##### GIVEN ENTRIES

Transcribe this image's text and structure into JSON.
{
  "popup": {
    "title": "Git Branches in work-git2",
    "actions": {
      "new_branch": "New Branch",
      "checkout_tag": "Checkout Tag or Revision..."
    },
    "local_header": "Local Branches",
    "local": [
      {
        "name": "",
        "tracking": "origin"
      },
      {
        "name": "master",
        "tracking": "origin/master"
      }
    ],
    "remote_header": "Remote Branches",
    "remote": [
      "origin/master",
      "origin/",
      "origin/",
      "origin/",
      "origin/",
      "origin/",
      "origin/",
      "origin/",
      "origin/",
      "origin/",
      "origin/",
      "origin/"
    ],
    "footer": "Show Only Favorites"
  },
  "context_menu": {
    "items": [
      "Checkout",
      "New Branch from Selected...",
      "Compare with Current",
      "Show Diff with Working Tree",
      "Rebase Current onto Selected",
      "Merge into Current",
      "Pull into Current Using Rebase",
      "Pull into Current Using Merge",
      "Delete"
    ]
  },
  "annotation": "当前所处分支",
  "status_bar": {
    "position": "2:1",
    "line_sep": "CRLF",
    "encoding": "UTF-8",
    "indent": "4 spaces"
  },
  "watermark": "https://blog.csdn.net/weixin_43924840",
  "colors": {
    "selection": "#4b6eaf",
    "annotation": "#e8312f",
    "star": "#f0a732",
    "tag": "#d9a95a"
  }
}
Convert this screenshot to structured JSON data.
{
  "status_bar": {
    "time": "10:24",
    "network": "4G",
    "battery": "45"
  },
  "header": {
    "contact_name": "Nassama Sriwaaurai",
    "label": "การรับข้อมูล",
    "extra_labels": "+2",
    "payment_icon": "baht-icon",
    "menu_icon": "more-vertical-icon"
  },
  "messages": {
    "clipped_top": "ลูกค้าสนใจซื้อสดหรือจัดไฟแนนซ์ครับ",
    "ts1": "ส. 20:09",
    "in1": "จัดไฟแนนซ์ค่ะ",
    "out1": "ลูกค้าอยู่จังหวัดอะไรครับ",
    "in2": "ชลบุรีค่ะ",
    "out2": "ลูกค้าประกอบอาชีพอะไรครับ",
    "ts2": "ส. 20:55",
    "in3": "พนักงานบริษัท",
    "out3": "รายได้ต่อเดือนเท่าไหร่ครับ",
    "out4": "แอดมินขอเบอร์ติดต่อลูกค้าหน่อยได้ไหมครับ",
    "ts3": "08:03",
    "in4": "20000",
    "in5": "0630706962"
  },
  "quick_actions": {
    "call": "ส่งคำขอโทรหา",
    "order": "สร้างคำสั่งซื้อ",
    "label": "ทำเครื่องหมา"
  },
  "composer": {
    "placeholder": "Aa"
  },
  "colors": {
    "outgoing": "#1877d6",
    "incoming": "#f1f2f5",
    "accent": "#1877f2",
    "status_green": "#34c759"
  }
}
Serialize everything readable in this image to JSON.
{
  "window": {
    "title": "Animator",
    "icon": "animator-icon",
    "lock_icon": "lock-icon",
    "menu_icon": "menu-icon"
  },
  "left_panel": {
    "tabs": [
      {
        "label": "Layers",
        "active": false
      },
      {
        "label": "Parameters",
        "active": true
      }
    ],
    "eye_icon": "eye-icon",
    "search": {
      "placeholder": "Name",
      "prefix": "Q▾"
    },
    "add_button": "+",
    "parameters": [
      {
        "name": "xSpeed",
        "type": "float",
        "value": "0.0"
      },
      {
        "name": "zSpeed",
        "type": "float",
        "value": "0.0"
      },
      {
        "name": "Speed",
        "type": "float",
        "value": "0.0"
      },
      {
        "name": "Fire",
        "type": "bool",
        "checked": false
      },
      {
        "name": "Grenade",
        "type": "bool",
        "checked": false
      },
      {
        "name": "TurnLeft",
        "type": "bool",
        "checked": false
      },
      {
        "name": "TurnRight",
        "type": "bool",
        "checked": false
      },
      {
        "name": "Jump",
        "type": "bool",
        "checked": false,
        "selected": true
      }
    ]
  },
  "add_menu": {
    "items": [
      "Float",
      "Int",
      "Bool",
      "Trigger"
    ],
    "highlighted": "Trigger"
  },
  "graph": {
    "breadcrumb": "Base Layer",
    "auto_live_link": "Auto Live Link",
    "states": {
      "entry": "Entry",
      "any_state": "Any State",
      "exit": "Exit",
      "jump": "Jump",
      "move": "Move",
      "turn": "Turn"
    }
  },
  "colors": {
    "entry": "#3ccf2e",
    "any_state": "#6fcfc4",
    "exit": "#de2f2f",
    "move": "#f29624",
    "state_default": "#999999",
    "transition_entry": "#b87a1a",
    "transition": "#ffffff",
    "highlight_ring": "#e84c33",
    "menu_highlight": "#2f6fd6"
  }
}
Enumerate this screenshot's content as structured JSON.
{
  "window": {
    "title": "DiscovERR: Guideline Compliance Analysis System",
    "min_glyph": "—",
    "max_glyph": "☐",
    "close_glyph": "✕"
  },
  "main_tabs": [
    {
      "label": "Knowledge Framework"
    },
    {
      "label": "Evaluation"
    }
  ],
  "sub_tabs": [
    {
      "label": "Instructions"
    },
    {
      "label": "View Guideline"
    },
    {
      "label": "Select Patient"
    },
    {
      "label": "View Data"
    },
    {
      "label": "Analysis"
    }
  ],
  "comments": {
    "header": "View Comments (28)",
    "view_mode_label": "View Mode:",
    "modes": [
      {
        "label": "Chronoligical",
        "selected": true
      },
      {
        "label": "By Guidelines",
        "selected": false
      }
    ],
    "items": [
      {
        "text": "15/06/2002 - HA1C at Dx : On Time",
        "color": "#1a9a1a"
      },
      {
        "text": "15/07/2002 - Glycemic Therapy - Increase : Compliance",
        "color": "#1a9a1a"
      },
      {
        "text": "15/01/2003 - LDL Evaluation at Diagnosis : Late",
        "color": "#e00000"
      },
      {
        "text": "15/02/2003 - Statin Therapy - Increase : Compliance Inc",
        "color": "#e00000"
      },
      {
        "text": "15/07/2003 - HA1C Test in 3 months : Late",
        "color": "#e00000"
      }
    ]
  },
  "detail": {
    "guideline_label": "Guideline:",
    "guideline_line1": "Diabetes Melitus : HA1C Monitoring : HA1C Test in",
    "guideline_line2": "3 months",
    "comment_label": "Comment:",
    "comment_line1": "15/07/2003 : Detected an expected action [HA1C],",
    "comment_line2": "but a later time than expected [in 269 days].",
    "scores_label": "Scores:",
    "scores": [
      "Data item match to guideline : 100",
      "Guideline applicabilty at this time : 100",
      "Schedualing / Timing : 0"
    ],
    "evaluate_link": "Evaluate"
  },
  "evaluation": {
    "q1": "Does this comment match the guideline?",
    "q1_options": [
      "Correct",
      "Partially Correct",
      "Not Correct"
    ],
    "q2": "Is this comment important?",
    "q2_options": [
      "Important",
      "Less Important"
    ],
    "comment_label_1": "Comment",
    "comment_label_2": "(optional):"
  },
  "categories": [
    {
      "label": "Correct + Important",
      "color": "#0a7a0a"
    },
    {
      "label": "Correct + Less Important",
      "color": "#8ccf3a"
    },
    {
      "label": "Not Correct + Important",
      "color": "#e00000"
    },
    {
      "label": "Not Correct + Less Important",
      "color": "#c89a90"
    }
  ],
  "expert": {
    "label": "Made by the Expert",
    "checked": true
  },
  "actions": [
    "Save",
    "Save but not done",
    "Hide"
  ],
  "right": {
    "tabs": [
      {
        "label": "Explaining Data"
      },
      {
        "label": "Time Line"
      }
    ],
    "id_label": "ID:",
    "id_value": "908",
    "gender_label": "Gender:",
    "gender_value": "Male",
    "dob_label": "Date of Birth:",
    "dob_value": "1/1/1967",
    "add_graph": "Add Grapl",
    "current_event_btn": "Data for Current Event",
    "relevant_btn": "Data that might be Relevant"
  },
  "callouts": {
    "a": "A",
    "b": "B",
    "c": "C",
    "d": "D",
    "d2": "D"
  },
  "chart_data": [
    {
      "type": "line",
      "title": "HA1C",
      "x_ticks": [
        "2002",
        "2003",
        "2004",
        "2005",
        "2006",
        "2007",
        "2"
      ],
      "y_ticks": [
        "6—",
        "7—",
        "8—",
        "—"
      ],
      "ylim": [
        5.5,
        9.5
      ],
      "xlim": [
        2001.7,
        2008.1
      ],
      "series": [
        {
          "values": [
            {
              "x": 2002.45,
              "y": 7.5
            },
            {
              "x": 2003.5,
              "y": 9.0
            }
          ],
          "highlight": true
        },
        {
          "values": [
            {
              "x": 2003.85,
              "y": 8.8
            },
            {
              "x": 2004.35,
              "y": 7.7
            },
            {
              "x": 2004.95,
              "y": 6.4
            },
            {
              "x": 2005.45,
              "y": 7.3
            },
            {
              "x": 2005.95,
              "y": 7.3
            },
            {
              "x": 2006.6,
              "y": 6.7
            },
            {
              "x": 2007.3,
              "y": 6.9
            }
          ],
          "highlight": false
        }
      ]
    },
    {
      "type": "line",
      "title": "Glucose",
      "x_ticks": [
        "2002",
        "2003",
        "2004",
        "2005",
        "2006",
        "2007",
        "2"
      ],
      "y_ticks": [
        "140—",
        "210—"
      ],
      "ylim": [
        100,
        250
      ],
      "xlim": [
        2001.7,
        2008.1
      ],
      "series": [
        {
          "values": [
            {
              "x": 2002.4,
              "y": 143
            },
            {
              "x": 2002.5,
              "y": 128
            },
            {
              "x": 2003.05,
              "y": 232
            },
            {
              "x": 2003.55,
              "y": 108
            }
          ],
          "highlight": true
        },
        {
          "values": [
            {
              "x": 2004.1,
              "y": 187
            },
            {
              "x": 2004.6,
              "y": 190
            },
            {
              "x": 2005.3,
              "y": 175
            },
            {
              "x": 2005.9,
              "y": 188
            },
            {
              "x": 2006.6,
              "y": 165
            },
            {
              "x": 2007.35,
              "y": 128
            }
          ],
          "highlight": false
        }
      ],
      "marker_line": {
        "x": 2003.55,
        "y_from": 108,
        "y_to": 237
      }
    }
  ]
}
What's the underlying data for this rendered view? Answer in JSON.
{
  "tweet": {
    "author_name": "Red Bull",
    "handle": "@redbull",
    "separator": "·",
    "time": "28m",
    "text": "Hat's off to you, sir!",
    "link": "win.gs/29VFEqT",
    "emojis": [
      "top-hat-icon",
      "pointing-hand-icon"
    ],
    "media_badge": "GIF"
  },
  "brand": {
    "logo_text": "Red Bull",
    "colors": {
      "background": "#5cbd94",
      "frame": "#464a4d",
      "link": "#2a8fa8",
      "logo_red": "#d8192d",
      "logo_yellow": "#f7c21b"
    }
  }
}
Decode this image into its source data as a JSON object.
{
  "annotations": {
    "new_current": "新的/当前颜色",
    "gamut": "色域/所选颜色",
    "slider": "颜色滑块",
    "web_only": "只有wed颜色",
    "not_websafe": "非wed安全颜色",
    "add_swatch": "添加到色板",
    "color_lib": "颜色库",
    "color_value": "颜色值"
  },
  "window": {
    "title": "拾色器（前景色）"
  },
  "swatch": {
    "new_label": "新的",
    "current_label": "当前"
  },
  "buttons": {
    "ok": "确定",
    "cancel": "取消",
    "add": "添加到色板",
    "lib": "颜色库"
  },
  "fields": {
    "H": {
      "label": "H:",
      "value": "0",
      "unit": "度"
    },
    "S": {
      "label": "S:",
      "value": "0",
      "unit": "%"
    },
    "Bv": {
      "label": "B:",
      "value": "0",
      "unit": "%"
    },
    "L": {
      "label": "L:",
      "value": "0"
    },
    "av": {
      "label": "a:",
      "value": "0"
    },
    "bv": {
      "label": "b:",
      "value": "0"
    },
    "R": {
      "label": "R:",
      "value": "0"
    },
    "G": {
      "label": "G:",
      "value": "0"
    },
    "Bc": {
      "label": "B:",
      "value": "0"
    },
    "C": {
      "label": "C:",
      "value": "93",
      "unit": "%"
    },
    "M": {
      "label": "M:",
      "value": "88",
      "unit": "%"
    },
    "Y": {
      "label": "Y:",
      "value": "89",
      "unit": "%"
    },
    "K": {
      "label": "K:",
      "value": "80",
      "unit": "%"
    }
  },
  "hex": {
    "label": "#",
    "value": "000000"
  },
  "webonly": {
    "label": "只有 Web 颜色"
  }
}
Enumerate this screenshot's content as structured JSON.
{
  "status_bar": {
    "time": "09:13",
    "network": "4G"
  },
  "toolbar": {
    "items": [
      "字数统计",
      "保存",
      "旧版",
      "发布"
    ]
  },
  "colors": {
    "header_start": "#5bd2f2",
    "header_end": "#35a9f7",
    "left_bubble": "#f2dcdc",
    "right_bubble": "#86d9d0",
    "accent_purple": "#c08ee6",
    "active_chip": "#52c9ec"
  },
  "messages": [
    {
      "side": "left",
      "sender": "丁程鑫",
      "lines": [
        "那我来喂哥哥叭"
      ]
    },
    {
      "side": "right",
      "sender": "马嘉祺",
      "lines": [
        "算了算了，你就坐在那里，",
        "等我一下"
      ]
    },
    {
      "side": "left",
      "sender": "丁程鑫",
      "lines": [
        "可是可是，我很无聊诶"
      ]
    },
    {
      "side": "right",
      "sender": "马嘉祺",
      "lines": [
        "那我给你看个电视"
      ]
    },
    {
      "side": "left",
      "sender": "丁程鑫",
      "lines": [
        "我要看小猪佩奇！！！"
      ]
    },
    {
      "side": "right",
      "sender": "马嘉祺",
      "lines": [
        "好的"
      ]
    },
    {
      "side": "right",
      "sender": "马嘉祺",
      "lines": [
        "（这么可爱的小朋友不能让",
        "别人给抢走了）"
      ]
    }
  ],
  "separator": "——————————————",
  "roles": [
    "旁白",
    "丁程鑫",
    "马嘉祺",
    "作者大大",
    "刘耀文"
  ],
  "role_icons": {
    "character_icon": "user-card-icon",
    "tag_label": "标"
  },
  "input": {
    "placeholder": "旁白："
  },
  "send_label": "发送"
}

##########

| EXERCISE PROMPT |
Copy every line of the material in which the word "title" occurs.

| OUTPUT FOR THIS EXERCISE |
    "title": "Git Branches in work-git2",
    "title": "Animator",
    "title": "DiscovERR: Guideline Compliance Analysis System",
      "title": "HA1C",
      "title": "Glucose",
    "title": "拾色器（前景色）"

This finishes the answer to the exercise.